• Stated problem
Below is a block of records; repeat each one exactly.

• Collected data

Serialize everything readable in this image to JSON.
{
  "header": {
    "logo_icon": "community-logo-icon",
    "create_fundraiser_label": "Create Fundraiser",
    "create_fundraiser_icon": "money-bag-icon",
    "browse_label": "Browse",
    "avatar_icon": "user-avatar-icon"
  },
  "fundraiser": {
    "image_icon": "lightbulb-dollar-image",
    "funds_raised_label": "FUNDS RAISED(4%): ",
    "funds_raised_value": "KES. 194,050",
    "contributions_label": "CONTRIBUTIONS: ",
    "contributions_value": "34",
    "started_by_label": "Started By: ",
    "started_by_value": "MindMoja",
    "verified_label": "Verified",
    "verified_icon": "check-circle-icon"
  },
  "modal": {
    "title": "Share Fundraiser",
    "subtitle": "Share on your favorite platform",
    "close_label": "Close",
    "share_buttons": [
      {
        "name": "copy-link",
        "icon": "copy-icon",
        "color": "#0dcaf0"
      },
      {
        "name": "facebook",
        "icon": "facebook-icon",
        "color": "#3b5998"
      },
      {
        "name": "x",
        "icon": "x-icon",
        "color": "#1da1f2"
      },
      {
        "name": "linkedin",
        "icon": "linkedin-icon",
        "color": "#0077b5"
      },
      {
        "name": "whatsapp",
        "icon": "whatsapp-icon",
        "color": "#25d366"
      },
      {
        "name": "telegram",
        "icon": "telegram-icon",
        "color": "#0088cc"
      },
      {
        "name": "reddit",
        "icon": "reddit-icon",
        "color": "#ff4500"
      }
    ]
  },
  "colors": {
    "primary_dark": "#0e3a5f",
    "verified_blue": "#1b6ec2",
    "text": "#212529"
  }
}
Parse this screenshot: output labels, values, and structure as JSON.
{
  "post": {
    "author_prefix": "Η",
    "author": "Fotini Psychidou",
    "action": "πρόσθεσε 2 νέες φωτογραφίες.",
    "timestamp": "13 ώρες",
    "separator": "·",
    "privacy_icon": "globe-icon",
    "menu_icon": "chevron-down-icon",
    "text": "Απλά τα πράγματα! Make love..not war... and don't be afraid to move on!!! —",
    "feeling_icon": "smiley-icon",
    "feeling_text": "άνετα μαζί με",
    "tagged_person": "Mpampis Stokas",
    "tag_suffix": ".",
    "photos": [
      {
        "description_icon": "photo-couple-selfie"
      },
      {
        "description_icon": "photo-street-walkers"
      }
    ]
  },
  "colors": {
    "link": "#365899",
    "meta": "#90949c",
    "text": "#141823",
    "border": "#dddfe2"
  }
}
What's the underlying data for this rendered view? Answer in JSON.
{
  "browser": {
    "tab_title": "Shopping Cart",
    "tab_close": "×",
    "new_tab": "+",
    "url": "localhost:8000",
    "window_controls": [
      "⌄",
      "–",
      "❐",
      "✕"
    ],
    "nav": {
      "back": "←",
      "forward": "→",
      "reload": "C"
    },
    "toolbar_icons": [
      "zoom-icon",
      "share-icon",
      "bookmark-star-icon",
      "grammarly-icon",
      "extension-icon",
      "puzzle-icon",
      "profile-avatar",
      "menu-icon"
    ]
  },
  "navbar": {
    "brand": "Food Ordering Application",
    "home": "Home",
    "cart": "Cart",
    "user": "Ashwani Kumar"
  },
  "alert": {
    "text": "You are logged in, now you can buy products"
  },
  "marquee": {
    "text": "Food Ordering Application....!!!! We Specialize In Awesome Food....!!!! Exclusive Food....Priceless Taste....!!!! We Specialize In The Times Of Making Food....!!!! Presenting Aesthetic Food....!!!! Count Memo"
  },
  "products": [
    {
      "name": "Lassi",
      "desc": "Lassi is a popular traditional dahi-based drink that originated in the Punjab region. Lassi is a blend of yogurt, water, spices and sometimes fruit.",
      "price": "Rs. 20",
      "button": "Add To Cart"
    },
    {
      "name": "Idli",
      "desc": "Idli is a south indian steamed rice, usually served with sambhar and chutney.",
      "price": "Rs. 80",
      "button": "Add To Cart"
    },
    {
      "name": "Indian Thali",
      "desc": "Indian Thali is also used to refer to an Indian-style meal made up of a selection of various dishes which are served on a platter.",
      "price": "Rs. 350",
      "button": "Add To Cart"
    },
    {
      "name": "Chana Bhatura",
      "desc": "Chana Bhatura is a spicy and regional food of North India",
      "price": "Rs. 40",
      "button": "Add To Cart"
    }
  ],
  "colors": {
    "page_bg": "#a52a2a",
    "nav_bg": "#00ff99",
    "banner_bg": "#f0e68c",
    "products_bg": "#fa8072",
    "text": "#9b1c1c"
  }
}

• Written answer
Serialize everything readable in this image to JSON.
{
  "header": {
    "logo_icon": "community-logo-icon",
    "create_fundraiser_label": "Create Fundraiser",
    "create_fundraiser_icon": "money-bag-icon",
    "browse_label": "Browse",
    "avatar_icon": "user-avatar-icon"
  },
  "fundraiser": {
    "image_icon": "lightbulb-dollar-image",
    "funds_raised_label": "FUNDS RAISED(4%): ",
    "funds_raised_value": "KES. 194,050",
    "contributions_label": "CONTRIBUTIONS: ",
    "contributions_value": "34",
    "started_by_label": "Started By: ",
    "started_by_value": "MindMoja",
    "verified_label": "Verified",
    "verified_icon": "check-circle-icon"
  },
  "modal": {
    "title": "Share Fundraiser",
    "subtitle": "Share on your favorite platform",
    "close_label": "Close",
    "share_buttons": [
      {
        "name": "copy-link",
        "icon": "copy-icon",
        "color": "#0dcaf0"
      },
      {
        "name": "facebook",
        "icon": "facebook-icon",
        "color": "#3b5998"
      },
      {
        "name": "x",
        "icon": "x-icon",
        "color": "#1da1f2"
      },
      {
        "name": "linkedin",
        "icon": "linkedin-icon",
        "color": "#0077b5"
      },
      {
        "name": "whatsapp",
        "icon": "whatsapp-icon",
        "color": "#25d366"
      },
      {
        "name": "telegram",
        "icon": "telegram-icon",
        "color": "#0088cc"
      },
      {
        "name": "reddit",
        "icon": "reddit-icon",
        "color": "#ff4500"
      }
    ]
  },
  "colors": {
    "primary_dark": "#0e3a5f",
    "verified_blue": "#1b6ec2",
    "text": "#212529"
  }
}
Parse this screenshot: output labels, values, and structure as JSON.
{
  "post": {
    "author_prefix": "Η",
    "author": "Fotini Psychidou",
    "action": "πρόσθεσε 2 νέες φωτογραφίες.",
    "timestamp": "13 ώρες",
    "separator": "·",
    "privacy_icon": "globe-icon",
    "menu_icon": "chevron-down-icon",
    "text": "Απλά τα πράγματα! Make love..not war... and don't be afraid to move on!!! —",
    "feeling_icon": "smiley-icon",
    "feeling_text": "άνετα μαζί με",
    "tagged_person": "Mpampis Stokas",
    "tag_suffix": ".",
    "photos": [
      {
        "description_icon": "photo-couple-selfie"
      },
      {
        "description_icon": "photo-street-walkers"
      }
    ]
  },
  "colors": {
    "link": "#365899",
    "meta": "#90949c",
    "text": "#141823",
    "border": "#dddfe2"
  }
}
What's the underlying data for this rendered view? Answer in JSON.
{
  "browser": {
    "tab_title": "Shopping Cart",
    "tab_close": "×",
    "new_tab": "+",
    "url": "localhost:8000",
    "window_controls": [
      "⌄",
      "–",
      "❐",
      "✕"
    ],
    "nav": {
      "back": "←",
      "forward": "→",
      "reload": "C"
    },
    "toolbar_icons": [
      "zoom-icon",
      "share-icon",
      "bookmark-star-icon",
      "grammarly-icon",
      "extension-icon",
      "puzzle-icon",
      "profile-avatar",
      "menu-icon"
    ]
  },
  "navbar": {
    "brand": "Food Ordering Application",
    "home": "Home",
    "cart": "Cart",
    "user": "Ashwani Kumar"
  },
  "alert": {
    "text": "You are logged in, now you can buy products"
  },
  "marquee": {
    "text": "Food Ordering Application....!!!! We Specialize In Awesome Food....!!!! Exclusive Food....Priceless Taste....!!!! We Specialize In The Times Of Making Food....!!!! Presenting Aesthetic Food....!!!! Count Memo"
  },
  "products": [
    {
      "name": "Lassi",
      "desc": "Lassi is a popular traditional dahi-based drink that originated in the Punjab region. Lassi is a blend of yogurt, water, spices and sometimes fruit.",
      "price": "Rs. 20",
      "button": "Add To Cart"
    },
    {
      "name": "Idli",
      "desc": "Idli is a south indian steamed rice, usually served with sambhar and chutney.",
      "price": "Rs. 80",
      "button": "Add To Cart"
    },
    {
      "name": "Indian Thali",
      "desc": "Indian Thali is also used to refer to an Indian-style meal made up of a selection of various dishes which are served on a platter.",
      "price": "Rs. 350",
      "button": "Add To Cart"
    },
    {
      "name": "Chana Bhatura",
      "desc": "Chana Bhatura is a spicy and regional food of North India",
      "price": "Rs. 40",
      "button": "Add To Cart"
    }
  ],
  "colors": {
    "page_bg": "#a52a2a",
    "nav_bg": "#00ff99",
    "banner_bg": "#f0e68c",
    "products_bg": "#fa8072",
    "text": "#9b1c1c"
  }
}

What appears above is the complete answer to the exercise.